[Stored items from a collection]
□ □ □

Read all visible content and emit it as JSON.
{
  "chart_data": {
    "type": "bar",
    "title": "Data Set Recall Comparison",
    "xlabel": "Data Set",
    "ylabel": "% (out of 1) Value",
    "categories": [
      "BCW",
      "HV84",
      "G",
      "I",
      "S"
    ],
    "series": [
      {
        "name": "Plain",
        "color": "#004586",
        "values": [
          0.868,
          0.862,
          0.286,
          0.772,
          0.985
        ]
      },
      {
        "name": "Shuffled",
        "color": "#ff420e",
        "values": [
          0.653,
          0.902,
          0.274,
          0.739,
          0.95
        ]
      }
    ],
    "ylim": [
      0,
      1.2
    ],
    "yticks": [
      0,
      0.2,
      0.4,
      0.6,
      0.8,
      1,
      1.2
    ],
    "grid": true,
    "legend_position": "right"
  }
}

□ □ □

Given instruction. Write out the data again, exactly and in full.

Response for this exercise.
Read all visible content and emit it as JSON.
{
  "chart_data": {
    "type": "bar",
    "title": "Data Set Recall Comparison",
    "xlabel": "Data Set",
    "ylabel": "% (out of 1) Value",
    "categories": [
      "BCW",
      "HV84",
      "G",
      "I",
      "S"
    ],
    "series": [
      {
        "name": "Plain",
        "color": "#004586",
        "values": [
          0.868,
          0.862,
          0.286,
          0.772,
          0.985
        ]
      },
      {
        "name": "Shuffled",
        "color": "#ff420e",
        "values": [
          0.653,
          0.902,
          0.274,
          0.739,
          0.95
        ]
      }
    ],
    "ylim": [
      0,
      1.2
    ],
    "yticks": [
      0,
      0.2,
      0.4,
      0.6,
      0.8,
      1,
      1.2
    ],
    "grid": true,
    "legend_position": "right"
  }
}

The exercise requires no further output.